— start RECORDED DATA —

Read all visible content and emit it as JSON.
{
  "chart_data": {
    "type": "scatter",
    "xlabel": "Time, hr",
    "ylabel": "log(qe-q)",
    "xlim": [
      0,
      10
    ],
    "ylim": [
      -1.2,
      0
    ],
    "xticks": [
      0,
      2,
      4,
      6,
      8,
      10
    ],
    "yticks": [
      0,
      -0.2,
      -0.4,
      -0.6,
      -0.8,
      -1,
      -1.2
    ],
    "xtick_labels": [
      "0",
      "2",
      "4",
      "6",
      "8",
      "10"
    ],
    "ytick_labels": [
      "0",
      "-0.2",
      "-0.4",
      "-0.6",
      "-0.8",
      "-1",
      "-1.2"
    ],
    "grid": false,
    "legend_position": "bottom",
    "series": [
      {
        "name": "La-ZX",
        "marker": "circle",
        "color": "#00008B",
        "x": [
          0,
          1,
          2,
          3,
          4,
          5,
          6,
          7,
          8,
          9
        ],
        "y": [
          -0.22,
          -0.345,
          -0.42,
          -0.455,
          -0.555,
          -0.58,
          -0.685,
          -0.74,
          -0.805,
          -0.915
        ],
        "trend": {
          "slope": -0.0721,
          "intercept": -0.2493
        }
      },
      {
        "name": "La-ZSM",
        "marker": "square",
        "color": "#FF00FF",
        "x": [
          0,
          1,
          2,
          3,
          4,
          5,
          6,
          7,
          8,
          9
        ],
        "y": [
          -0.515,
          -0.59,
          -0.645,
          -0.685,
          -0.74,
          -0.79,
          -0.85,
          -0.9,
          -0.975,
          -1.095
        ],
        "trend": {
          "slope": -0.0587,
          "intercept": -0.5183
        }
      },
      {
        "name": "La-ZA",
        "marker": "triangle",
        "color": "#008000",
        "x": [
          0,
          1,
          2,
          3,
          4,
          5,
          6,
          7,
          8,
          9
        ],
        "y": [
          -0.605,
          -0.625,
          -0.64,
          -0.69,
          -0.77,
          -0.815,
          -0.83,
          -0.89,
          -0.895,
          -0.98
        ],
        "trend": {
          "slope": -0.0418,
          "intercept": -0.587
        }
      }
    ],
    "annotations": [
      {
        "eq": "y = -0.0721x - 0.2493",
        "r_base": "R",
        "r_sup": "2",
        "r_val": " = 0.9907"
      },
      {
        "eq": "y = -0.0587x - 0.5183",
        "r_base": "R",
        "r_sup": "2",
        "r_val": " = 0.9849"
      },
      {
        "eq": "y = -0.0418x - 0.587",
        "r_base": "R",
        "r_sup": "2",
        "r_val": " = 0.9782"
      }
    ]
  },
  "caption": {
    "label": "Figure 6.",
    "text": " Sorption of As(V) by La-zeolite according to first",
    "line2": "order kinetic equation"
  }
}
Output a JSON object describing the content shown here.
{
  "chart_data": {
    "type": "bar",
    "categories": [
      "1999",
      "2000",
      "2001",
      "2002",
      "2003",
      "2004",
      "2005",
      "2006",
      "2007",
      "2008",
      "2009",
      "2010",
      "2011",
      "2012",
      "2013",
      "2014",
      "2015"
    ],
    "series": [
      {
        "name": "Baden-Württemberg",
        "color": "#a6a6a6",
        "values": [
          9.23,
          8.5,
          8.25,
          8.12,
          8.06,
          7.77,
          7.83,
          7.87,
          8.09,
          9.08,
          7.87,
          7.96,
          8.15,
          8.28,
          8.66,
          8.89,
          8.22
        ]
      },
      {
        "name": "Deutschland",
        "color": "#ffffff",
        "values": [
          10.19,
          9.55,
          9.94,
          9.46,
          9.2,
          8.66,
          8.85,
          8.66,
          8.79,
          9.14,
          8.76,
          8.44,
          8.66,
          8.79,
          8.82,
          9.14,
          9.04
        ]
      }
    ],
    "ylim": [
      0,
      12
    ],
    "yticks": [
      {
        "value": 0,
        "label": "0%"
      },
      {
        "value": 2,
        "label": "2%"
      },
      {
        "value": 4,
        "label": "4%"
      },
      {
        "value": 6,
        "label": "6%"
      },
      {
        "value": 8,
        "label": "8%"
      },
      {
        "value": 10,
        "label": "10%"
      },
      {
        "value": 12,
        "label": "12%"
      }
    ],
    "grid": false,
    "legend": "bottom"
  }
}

— end RECORDED DATA —

## GIVEN PROBLEM
Search the listing for the word "content" and return each line that holds it.

## EXERCISE RESPONSE
Read all visible content and emit it as JSON.
Output a JSON object describing the content shown here.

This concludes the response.